◆ **Exercise inputs**
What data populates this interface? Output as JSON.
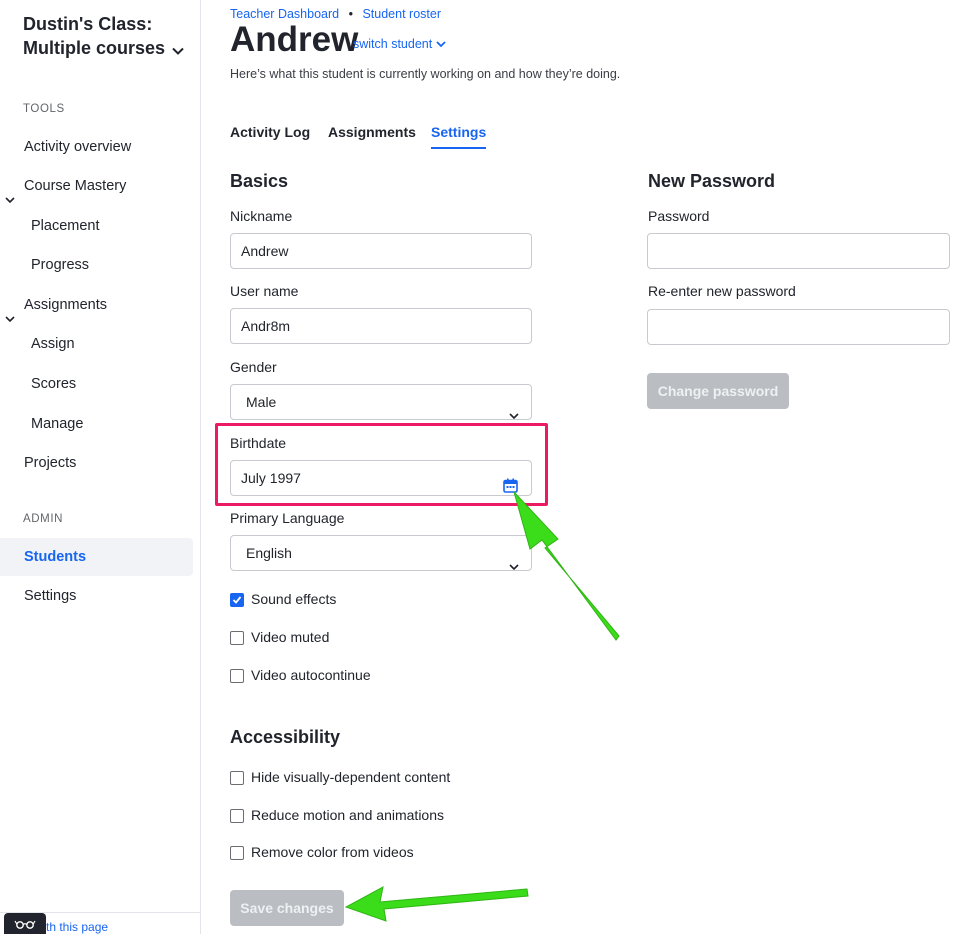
{
  "sidebar": {
    "class_title": "Dustin's Class: Multiple courses",
    "sections": {
      "tools": "TOOLS",
      "admin": "ADMIN"
    },
    "items": [
      {
        "label": "Activity overview"
      },
      {
        "label": "Course Mastery"
      },
      {
        "label": "Placement"
      },
      {
        "label": "Progress"
      },
      {
        "label": "Assignments"
      },
      {
        "label": "Assign"
      },
      {
        "label": "Scores"
      },
      {
        "label": "Manage"
      },
      {
        "label": "Projects"
      },
      {
        "label": "Students"
      },
      {
        "label": "Settings"
      }
    ],
    "footer_link": "th this page"
  },
  "header": {
    "breadcrumb": [
      "Teacher Dashboard",
      "Student roster"
    ],
    "breadcrumb_sep": "•",
    "student_name": "Andrew",
    "switch_label": "switch student",
    "subtitle": "Here’s what this student is currently working on and how they’re doing."
  },
  "tabs": [
    {
      "label": "Activity Log"
    },
    {
      "label": "Assignments"
    },
    {
      "label": "Settings",
      "active": true
    }
  ],
  "basics": {
    "heading": "Basics",
    "nickname_label": "Nickname",
    "nickname_value": "Andrew",
    "username_label": "User name",
    "username_value": "Andr8m",
    "gender_label": "Gender",
    "gender_value": "Male",
    "birthdate_label": "Birthdate",
    "birthdate_value": "July 1997",
    "language_label": "Primary Language",
    "language_value": "English",
    "options": [
      {
        "label": "Sound effects",
        "checked": true
      },
      {
        "label": "Video muted",
        "checked": false
      },
      {
        "label": "Video autocontinue",
        "checked": false
      }
    ]
  },
  "accessibility": {
    "heading": "Accessibility",
    "options": [
      {
        "label": "Hide visually-dependent content",
        "checked": false
      },
      {
        "label": "Reduce motion and animations",
        "checked": false
      },
      {
        "label": "Remove color from videos",
        "checked": false
      }
    ],
    "save_label": "Save changes"
  },
  "password": {
    "heading": "New Password",
    "password_label": "Password",
    "password_value": "",
    "reenter_label": "Re-enter new password",
    "reenter_value": "",
    "change_label": "Change password"
  },
  "colors": {
    "accent": "#1865f2",
    "highlight": "#ec1a64",
    "annotation_arrow": "#3bdc1a",
    "disabled_button": "#babec2"
  }
}
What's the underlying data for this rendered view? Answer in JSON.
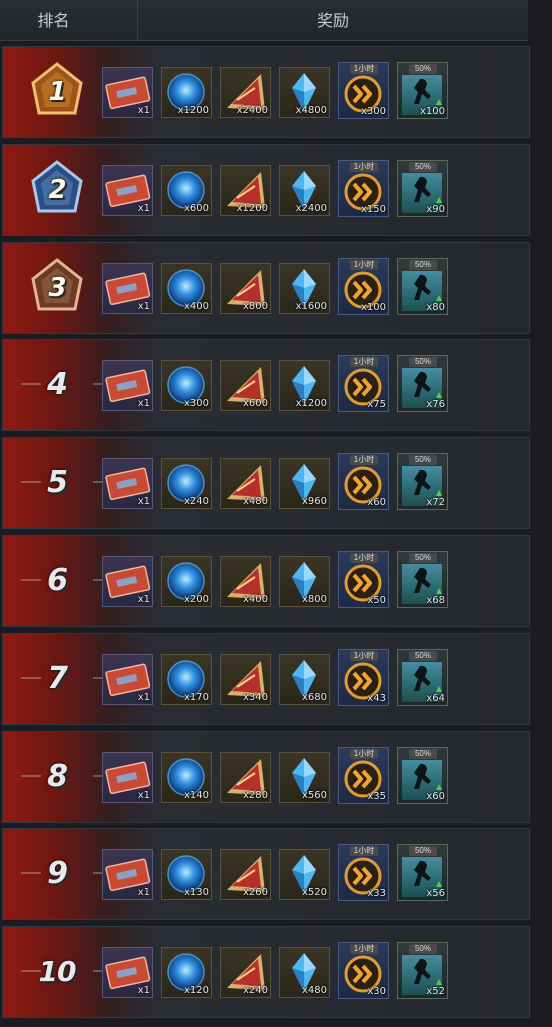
{
  "header": {
    "rank_label": "排名",
    "reward_label": "奖励"
  },
  "item_icons": [
    "ticket-card-icon",
    "blue-orb-icon",
    "red-triangle-badge-icon",
    "blue-crystal-icon",
    "speed-boost-icon",
    "teleport-runner-icon"
  ],
  "boost_tag": "1小时",
  "tele_tag": "50%",
  "rows": [
    {
      "rank": "1",
      "qty": [
        "x1",
        "x1200",
        "x2400",
        "x4800",
        "x300",
        "x100"
      ]
    },
    {
      "rank": "2",
      "qty": [
        "x1",
        "x600",
        "x1200",
        "x2400",
        "x150",
        "x90"
      ]
    },
    {
      "rank": "3",
      "qty": [
        "x1",
        "x400",
        "x800",
        "x1600",
        "x100",
        "x80"
      ]
    },
    {
      "rank": "4",
      "qty": [
        "x1",
        "x300",
        "x600",
        "x1200",
        "x75",
        "x76"
      ]
    },
    {
      "rank": "5",
      "qty": [
        "x1",
        "x240",
        "x480",
        "x960",
        "x60",
        "x72"
      ]
    },
    {
      "rank": "6",
      "qty": [
        "x1",
        "x200",
        "x400",
        "x800",
        "x50",
        "x68"
      ]
    },
    {
      "rank": "7",
      "qty": [
        "x1",
        "x170",
        "x340",
        "x680",
        "x43",
        "x64"
      ]
    },
    {
      "rank": "8",
      "qty": [
        "x1",
        "x140",
        "x280",
        "x560",
        "x35",
        "x60"
      ]
    },
    {
      "rank": "9",
      "qty": [
        "x1",
        "x130",
        "x260",
        "x520",
        "x33",
        "x56"
      ]
    },
    {
      "rank": "10",
      "qty": [
        "x1",
        "x120",
        "x240",
        "x480",
        "x30",
        "x52"
      ]
    }
  ],
  "colors": {
    "gold": "#c9892f",
    "silver": "#5f86b8",
    "bronze": "#9b6a4c",
    "rank_red": "#8e1a12"
  }
}
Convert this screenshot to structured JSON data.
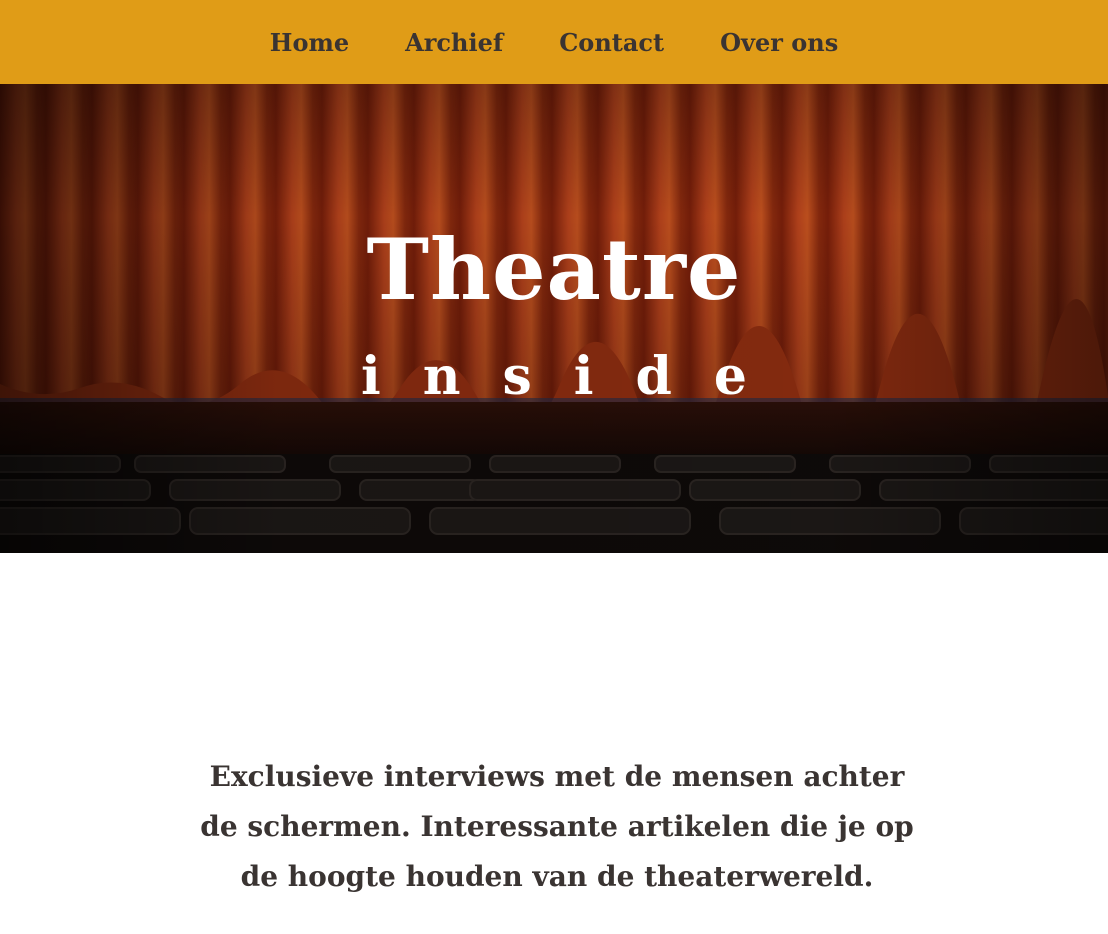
{
  "nav": {
    "items": [
      {
        "label": "Home"
      },
      {
        "label": "Archief"
      },
      {
        "label": "Contact"
      },
      {
        "label": "Over ons"
      }
    ]
  },
  "hero": {
    "title": "Theatre",
    "subtitle": "inside"
  },
  "intro": {
    "text": "Exclusieve interviews met de mensen achter de schermen. Interessante artikelen die je op de hoogte houden van de theaterwereld."
  },
  "colors": {
    "nav_background": "#e09c17",
    "nav_text": "#3a3432",
    "body_text": "#3a3432",
    "curtain": "#b3401a",
    "hero_text": "#ffffff"
  }
}
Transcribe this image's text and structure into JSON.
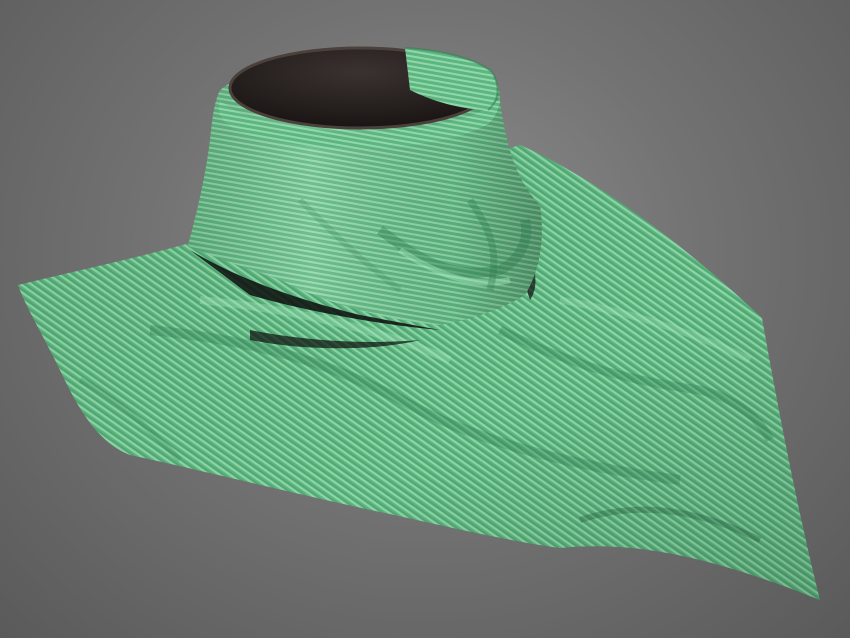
{
  "scene": {
    "subject": "green-knit-cloth-draped-over-cup",
    "colors": {
      "background_light": "#8e8e8e",
      "background_dark": "#5a5a5a",
      "fabric_base": "#5db67f",
      "fabric_highlight": "#9fe0b7",
      "fabric_shadow": "#2f7a4f",
      "cup_interior": "#2a2422",
      "cup_rim": "#4a403c",
      "cast_shadow": "#111111"
    }
  }
}
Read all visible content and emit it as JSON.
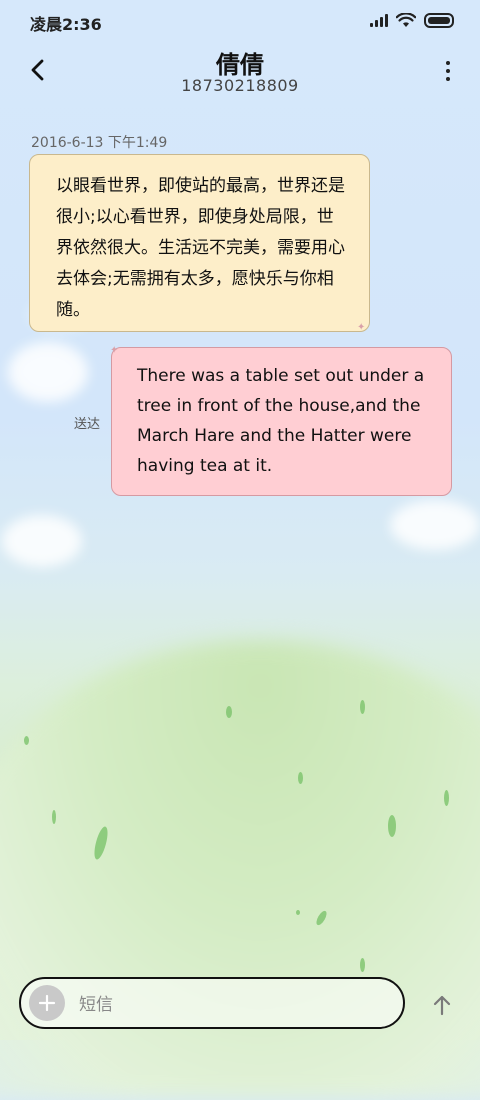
{
  "status_bar": {
    "time": "凌晨2:36",
    "icons": [
      "signal-icon",
      "wifi-icon",
      "battery-icon"
    ]
  },
  "header": {
    "contact_name": "倩倩",
    "contact_number": "18730218809",
    "back_icon": "chevron-left-icon",
    "more_icon": "more-vertical-icon"
  },
  "conversation": {
    "timestamp": "2016-6-13 下午1:49",
    "messages": [
      {
        "direction": "incoming",
        "text": "以眼看世界，即使站的最高，世界还是很小;以心看世界，即使身处局限，世界依然很大。生活远不完美，需要用心去体会;无需拥有太多，愿快乐与你相随。"
      },
      {
        "direction": "outgoing",
        "text": "There was a table set out under a tree in front of the house,and the March Hare and the Hatter were having tea at it.",
        "status": "送达"
      }
    ]
  },
  "compose": {
    "placeholder": "短信",
    "value": "",
    "add_icon": "plus-icon",
    "send_icon": "arrow-up-icon"
  },
  "colors": {
    "incoming_bubble": "#fdeec9",
    "outgoing_bubble": "#ffced3"
  }
}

◆ **Goal**
Return the full material word for word. Do not include the pictures.

◆ **Answer to the task**
What data populates this interface? Output as JSON.
{
  "sidebar": {
    "class_title": "Dustin's Class: Multiple courses",
    "sections": {
      "tools": "TOOLS",
      "admin": "ADMIN"
    },
    "items": [
      {
        "label": "Activity overview"
      },
      {
        "label": "Course Mastery"
      },
      {
        "label": "Placement"
      },
      {
        "label": "Progress"
      },
      {
        "label": "Assignments"
      },
      {
        "label": "Assign"
      },
      {
        "label": "Scores"
      },
      {
        "label": "Manage"
      },
      {
        "label": "Projects"
      },
      {
        "label": "Students"
      },
      {
        "label": "Settings"
      }
    ],
    "footer_link": "th this page"
  },
  "header": {
    "breadcrumb": [
      "Teacher Dashboard",
      "Student roster"
    ],
    "breadcrumb_sep": "•",
    "student_name": "Andrew",
    "switch_label": "switch student",
    "subtitle": "Here’s what this student is currently working on and how they’re doing."
  },
  "tabs": [
    {
      "label": "Activity Log"
    },
    {
      "label": "Assignments"
    },
    {
      "label": "Settings",
      "active": true
    }
  ],
  "basics": {
    "heading": "Basics",
    "nickname_label": "Nickname",
    "nickname_value": "Andrew",
    "username_label": "User name",
    "username_value": "Andr8m",
    "gender_label": "Gender",
    "gender_value": "Male",
    "birthdate_label": "Birthdate",
    "birthdate_value": "July 1997",
    "language_label": "Primary Language",
    "language_value": "English",
    "options": [
      {
        "label": "Sound effects",
        "checked": true
      },
      {
        "label": "Video muted",
        "checked": false
      },
      {
        "label": "Video autocontinue",
        "checked": false
      }
    ]
  },
  "accessibility": {
    "heading": "Accessibility",
    "options": [
      {
        "label": "Hide visually-dependent content",
        "checked": false
      },
      {
        "label": "Reduce motion and animations",
        "checked": false
      },
      {
        "label": "Remove color from videos",
        "checked": false
      }
    ],
    "save_label": "Save changes"
  },
  "password": {
    "heading": "New Password",
    "password_label": "Password",
    "password_value": "",
    "reenter_label": "Re-enter new password",
    "reenter_value": "",
    "change_label": "Change password"
  },
  "colors": {
    "accent": "#1865f2",
    "highlight": "#ec1a64",
    "annotation_arrow": "#3bdc1a",
    "disabled_button": "#babec2"
  }
}
What's the underlying data for this rendered view? Answer in JSON.
{
  "header": {
    "rank_label": "排名",
    "reward_label": "奖励"
  },
  "item_icons": [
    "ticket-card-icon",
    "blue-orb-icon",
    "red-triangle-badge-icon",
    "blue-crystal-icon",
    "speed-boost-icon",
    "teleport-runner-icon"
  ],
  "boost_tag": "1小时",
  "tele_tag": "50%",
  "rows": [
    {
      "rank": "1",
      "qty": [
        "x1",
        "x1200",
        "x2400",
        "x4800",
        "x300",
        "x100"
      ]
    },
    {
      "rank": "2",
      "qty": [
        "x1",
        "x600",
        "x1200",
        "x2400",
        "x150",
        "x90"
      ]
    },
    {
      "rank": "3",
      "qty": [
        "x1",
        "x400",
        "x800",
        "x1600",
        "x100",
        "x80"
      ]
    },
    {
      "rank": "4",
      "qty": [
        "x1",
        "x300",
        "x600",
        "x1200",
        "x75",
        "x76"
      ]
    },
    {
      "rank": "5",
      "qty": [
        "x1",
        "x240",
        "x480",
        "x960",
        "x60",
        "x72"
      ]
    },
    {
      "rank": "6",
      "qty": [
        "x1",
        "x200",
        "x400",
        "x800",
        "x50",
        "x68"
      ]
    },
    {
      "rank": "7",
      "qty": [
        "x1",
        "x170",
        "x340",
        "x680",
        "x43",
        "x64"
      ]
    },
    {
      "rank": "8",
      "qty": [
        "x1",
        "x140",
        "x280",
        "x560",
        "x35",
        "x60"
      ]
    },
    {
      "rank": "9",
      "qty": [
        "x1",
        "x130",
        "x260",
        "x520",
        "x33",
        "x56"
      ]
    },
    {
      "rank": "10",
      "qty": [
        "x1",
        "x120",
        "x240",
        "x480",
        "x30",
        "x52"
      ]
    }
  ],
  "colors": {
    "gold": "#c9892f",
    "silver": "#5f86b8",
    "bronze": "#9b6a4c",
    "rank_red": "#8e1a12"
  }
}
Convert this screenshot to structured JSON data.
{
  "nav": {
    "items": [
      {
        "label": "Home"
      },
      {
        "label": "Archief"
      },
      {
        "label": "Contact"
      },
      {
        "label": "Over ons"
      }
    ]
  },
  "hero": {
    "title": "Theatre",
    "subtitle": "inside"
  },
  "intro": {
    "text": "Exclusieve interviews met de mensen achter de schermen. Interessante artikelen die je op de hoogte houden van de theaterwereld."
  },
  "colors": {
    "nav_background": "#e09c17",
    "nav_text": "#3a3432",
    "body_text": "#3a3432",
    "curtain": "#b3401a",
    "hero_text": "#ffffff"
  }
}
Transcribe this image's text and structure into JSON.
{
  "scene": {
    "subject": "green-knit-cloth-draped-over-cup",
    "colors": {
      "background_light": "#8e8e8e",
      "background_dark": "#5a5a5a",
      "fabric_base": "#5db67f",
      "fabric_highlight": "#9fe0b7",
      "fabric_shadow": "#2f7a4f",
      "cup_interior": "#2a2422",
      "cup_rim": "#4a403c",
      "cast_shadow": "#111111"
    }
  }
}
Read all visible content and emit it as JSON.
{
  "status_bar": {
    "time": "凌晨2:36",
    "icons": [
      "signal-icon",
      "wifi-icon",
      "battery-icon"
    ]
  },
  "header": {
    "contact_name": "倩倩",
    "contact_number": "18730218809",
    "back_icon": "chevron-left-icon",
    "more_icon": "more-vertical-icon"
  },
  "conversation": {
    "timestamp": "2016-6-13 下午1:49",
    "messages": [
      {
        "direction": "incoming",
        "text": "以眼看世界，即使站的最高，世界还是很小;以心看世界，即使身处局限，世界依然很大。生活远不完美，需要用心去体会;无需拥有太多，愿快乐与你相随。"
      },
      {
        "direction": "outgoing",
        "text": "There was a table set out under a tree in front of the house,and the March Hare and the Hatter were having tea at it.",
        "status": "送达"
      }
    ]
  },
  "compose": {
    "placeholder": "短信",
    "value": "",
    "add_icon": "plus-icon",
    "send_icon": "arrow-up-icon"
  },
  "colors": {
    "incoming_bubble": "#fdeec9",
    "outgoing_bubble": "#ffced3"
  }
}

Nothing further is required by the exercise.